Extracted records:

:::

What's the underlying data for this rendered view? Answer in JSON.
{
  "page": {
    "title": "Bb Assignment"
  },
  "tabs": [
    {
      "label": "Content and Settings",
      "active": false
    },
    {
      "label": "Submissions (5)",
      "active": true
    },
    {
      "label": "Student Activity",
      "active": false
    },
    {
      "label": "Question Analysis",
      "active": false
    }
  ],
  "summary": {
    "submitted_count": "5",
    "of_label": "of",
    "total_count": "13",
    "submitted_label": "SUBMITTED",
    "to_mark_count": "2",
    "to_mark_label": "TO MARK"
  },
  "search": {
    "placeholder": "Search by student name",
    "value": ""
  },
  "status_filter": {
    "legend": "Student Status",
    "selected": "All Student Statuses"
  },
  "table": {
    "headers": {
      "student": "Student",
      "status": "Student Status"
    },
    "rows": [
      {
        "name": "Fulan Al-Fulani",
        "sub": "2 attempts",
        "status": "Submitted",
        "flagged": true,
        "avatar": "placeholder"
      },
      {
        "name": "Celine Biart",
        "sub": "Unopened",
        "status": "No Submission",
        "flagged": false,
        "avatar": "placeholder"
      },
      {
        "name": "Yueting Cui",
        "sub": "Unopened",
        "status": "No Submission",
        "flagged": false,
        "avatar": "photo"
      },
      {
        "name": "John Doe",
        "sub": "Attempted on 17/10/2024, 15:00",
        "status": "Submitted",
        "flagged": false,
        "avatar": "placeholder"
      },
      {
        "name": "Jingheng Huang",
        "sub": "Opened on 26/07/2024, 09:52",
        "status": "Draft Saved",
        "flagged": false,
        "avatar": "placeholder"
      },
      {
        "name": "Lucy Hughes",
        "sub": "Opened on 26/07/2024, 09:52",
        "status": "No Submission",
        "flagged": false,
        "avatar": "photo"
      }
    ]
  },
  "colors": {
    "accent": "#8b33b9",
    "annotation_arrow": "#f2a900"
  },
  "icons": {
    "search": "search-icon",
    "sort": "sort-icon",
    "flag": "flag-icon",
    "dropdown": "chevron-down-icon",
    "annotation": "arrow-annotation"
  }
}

:::

• _Aim of the task_: Give an exact copy of all the data shown above.

• _The reply_:
What's the underlying data for this rendered view? Answer in JSON.
{
  "page": {
    "title": "Bb Assignment"
  },
  "tabs": [
    {
      "label": "Content and Settings",
      "active": false
    },
    {
      "label": "Submissions (5)",
      "active": true
    },
    {
      "label": "Student Activity",
      "active": false
    },
    {
      "label": "Question Analysis",
      "active": false
    }
  ],
  "summary": {
    "submitted_count": "5",
    "of_label": "of",
    "total_count": "13",
    "submitted_label": "SUBMITTED",
    "to_mark_count": "2",
    "to_mark_label": "TO MARK"
  },
  "search": {
    "placeholder": "Search by student name",
    "value": ""
  },
  "status_filter": {
    "legend": "Student Status",
    "selected": "All Student Statuses"
  },
  "table": {
    "headers": {
      "student": "Student",
      "status": "Student Status"
    },
    "rows": [
      {
        "name": "Fulan Al-Fulani",
        "sub": "2 attempts",
        "status": "Submitted",
        "flagged": true,
        "avatar": "placeholder"
      },
      {
        "name": "Celine Biart",
        "sub": "Unopened",
        "status": "No Submission",
        "flagged": false,
        "avatar": "placeholder"
      },
      {
        "name": "Yueting Cui",
        "sub": "Unopened",
        "status": "No Submission",
        "flagged": false,
        "avatar": "photo"
      },
      {
        "name": "John Doe",
        "sub": "Attempted on 17/10/2024, 15:00",
        "status": "Submitted",
        "flagged": false,
        "avatar": "placeholder"
      },
      {
        "name": "Jingheng Huang",
        "sub": "Opened on 26/07/2024, 09:52",
        "status": "Draft Saved",
        "flagged": false,
        "avatar": "placeholder"
      },
      {
        "name": "Lucy Hughes",
        "sub": "Opened on 26/07/2024, 09:52",
        "status": "No Submission",
        "flagged": false,
        "avatar": "photo"
      }
    ]
  },
  "colors": {
    "accent": "#8b33b9",
    "annotation_arrow": "#f2a900"
  },
  "icons": {
    "search": "search-icon",
    "sort": "sort-icon",
    "flag": "flag-icon",
    "dropdown": "chevron-down-icon",
    "annotation": "arrow-annotation"
  }
}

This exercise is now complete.